Task instructions:
Produce the listing below again, exactly as shown.

** start Records for processing **

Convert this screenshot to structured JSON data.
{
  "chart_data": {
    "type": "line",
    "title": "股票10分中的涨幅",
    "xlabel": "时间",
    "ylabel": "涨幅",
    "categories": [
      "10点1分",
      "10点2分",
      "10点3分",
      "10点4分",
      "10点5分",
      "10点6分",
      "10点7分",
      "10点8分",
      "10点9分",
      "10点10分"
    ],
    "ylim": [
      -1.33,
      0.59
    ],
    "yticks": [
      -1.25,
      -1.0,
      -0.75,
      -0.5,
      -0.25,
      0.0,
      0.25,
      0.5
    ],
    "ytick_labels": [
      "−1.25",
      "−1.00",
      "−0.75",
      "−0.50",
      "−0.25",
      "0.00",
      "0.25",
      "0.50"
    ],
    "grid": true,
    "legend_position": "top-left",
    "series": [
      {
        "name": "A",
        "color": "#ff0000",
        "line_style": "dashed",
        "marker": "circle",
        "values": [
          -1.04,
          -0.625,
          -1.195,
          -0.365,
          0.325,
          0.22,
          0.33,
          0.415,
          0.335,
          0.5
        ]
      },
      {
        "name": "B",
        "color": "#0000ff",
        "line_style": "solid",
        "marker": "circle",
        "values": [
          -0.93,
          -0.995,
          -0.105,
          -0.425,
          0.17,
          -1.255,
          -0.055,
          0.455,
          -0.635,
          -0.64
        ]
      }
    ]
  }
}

** end Records for processing **

Output:
Convert this screenshot to structured JSON data.
{
  "chart_data": {
    "type": "line",
    "title": "股票10分中的涨幅",
    "xlabel": "时间",
    "ylabel": "涨幅",
    "categories": [
      "10点1分",
      "10点2分",
      "10点3分",
      "10点4分",
      "10点5分",
      "10点6分",
      "10点7分",
      "10点8分",
      "10点9分",
      "10点10分"
    ],
    "ylim": [
      -1.33,
      0.59
    ],
    "yticks": [
      -1.25,
      -1.0,
      -0.75,
      -0.5,
      -0.25,
      0.0,
      0.25,
      0.5
    ],
    "ytick_labels": [
      "−1.25",
      "−1.00",
      "−0.75",
      "−0.50",
      "−0.25",
      "0.00",
      "0.25",
      "0.50"
    ],
    "grid": true,
    "legend_position": "top-left",
    "series": [
      {
        "name": "A",
        "color": "#ff0000",
        "line_style": "dashed",
        "marker": "circle",
        "values": [
          -1.04,
          -0.625,
          -1.195,
          -0.365,
          0.325,
          0.22,
          0.33,
          0.415,
          0.335,
          0.5
        ]
      },
      {
        "name": "B",
        "color": "#0000ff",
        "line_style": "solid",
        "marker": "circle",
        "values": [
          -0.93,
          -0.995,
          -0.105,
          -0.425,
          0.17,
          -1.255,
          -0.055,
          0.455,
          -0.635,
          -0.64
        ]
      }
    ]
  }
}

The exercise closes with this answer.